=== Exercise requirements ===
Repeat the material verbatim and drop the pictures.

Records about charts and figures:
----

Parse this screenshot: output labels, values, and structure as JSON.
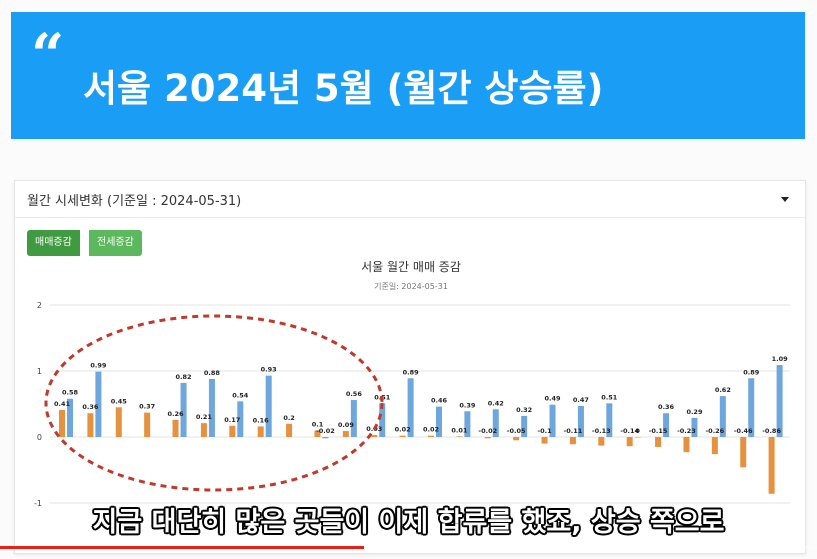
{
  "banner": {
    "quote_glyph": "“",
    "title": "서울 2024년 5월 (월간 상승률)"
  },
  "card": {
    "title": "월간 시세변화 (기준일 : 2024-05-31)"
  },
  "tabs": [
    {
      "label": "매매증감",
      "active": true
    },
    {
      "label": "전세증감",
      "active": false
    }
  ],
  "chart_data": {
    "type": "bar",
    "title": "서울 월간 매매 증감",
    "subtitle": "기준일: 2024-05-31",
    "ylim": [
      -1,
      2
    ],
    "yticks": [
      "2",
      "1",
      "0",
      "-1"
    ],
    "grid": true,
    "colors": {
      "series1": "#e6913f",
      "series2": "#6ea6de"
    },
    "pairs": [
      [
        0.41,
        0.58
      ],
      [
        0.36,
        0.99
      ],
      [
        0.45,
        null
      ],
      [
        0.37,
        null
      ],
      [
        0.26,
        0.82
      ],
      [
        0.21,
        0.88
      ],
      [
        0.17,
        0.54
      ],
      [
        0.16,
        0.93
      ],
      [
        0.2,
        null
      ],
      [
        0.1,
        -0.02
      ],
      [
        0.09,
        0.56
      ],
      [
        0.03,
        0.51
      ],
      [
        0.02,
        0.89
      ],
      [
        0.02,
        0.46
      ],
      [
        0.01,
        0.39
      ],
      [
        -0.02,
        0.42
      ],
      [
        -0.05,
        0.32
      ],
      [
        -0.1,
        0.49
      ],
      [
        -0.11,
        0.47
      ],
      [
        -0.13,
        0.51
      ],
      [
        -0.14,
        0
      ],
      [
        -0.15,
        0.36
      ],
      [
        -0.23,
        0.29
      ],
      [
        -0.26,
        0.62
      ],
      [
        -0.46,
        0.89
      ],
      [
        -0.86,
        1.09
      ]
    ]
  },
  "annotation": {
    "stroke_color": "#c0392b"
  },
  "subtitle": {
    "text": "지금 대단히 많은 곳들이 이제 합류를 했죠, 상승 쪽으로"
  },
  "video": {
    "progress_fraction": 0.445
  }
}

----

=== Correct result ===
Parse this screenshot: output labels, values, and structure as JSON.
{
  "banner": {
    "quote_glyph": "“",
    "title": "서울 2024년 5월 (월간 상승률)"
  },
  "card": {
    "title": "월간 시세변화 (기준일 : 2024-05-31)"
  },
  "tabs": [
    {
      "label": "매매증감",
      "active": true
    },
    {
      "label": "전세증감",
      "active": false
    }
  ],
  "chart_data": {
    "type": "bar",
    "title": "서울 월간 매매 증감",
    "subtitle": "기준일: 2024-05-31",
    "ylim": [
      -1,
      2
    ],
    "yticks": [
      "2",
      "1",
      "0",
      "-1"
    ],
    "grid": true,
    "colors": {
      "series1": "#e6913f",
      "series2": "#6ea6de"
    },
    "pairs": [
      [
        0.41,
        0.58
      ],
      [
        0.36,
        0.99
      ],
      [
        0.45,
        null
      ],
      [
        0.37,
        null
      ],
      [
        0.26,
        0.82
      ],
      [
        0.21,
        0.88
      ],
      [
        0.17,
        0.54
      ],
      [
        0.16,
        0.93
      ],
      [
        0.2,
        null
      ],
      [
        0.1,
        -0.02
      ],
      [
        0.09,
        0.56
      ],
      [
        0.03,
        0.51
      ],
      [
        0.02,
        0.89
      ],
      [
        0.02,
        0.46
      ],
      [
        0.01,
        0.39
      ],
      [
        -0.02,
        0.42
      ],
      [
        -0.05,
        0.32
      ],
      [
        -0.1,
        0.49
      ],
      [
        -0.11,
        0.47
      ],
      [
        -0.13,
        0.51
      ],
      [
        -0.14,
        0
      ],
      [
        -0.15,
        0.36
      ],
      [
        -0.23,
        0.29
      ],
      [
        -0.26,
        0.62
      ],
      [
        -0.46,
        0.89
      ],
      [
        -0.86,
        1.09
      ]
    ]
  },
  "annotation": {
    "stroke_color": "#c0392b"
  },
  "subtitle": {
    "text": "지금 대단히 많은 곳들이 이제 합류를 했죠, 상승 쪽으로"
  },
  "video": {
    "progress_fraction": 0.445
  }
}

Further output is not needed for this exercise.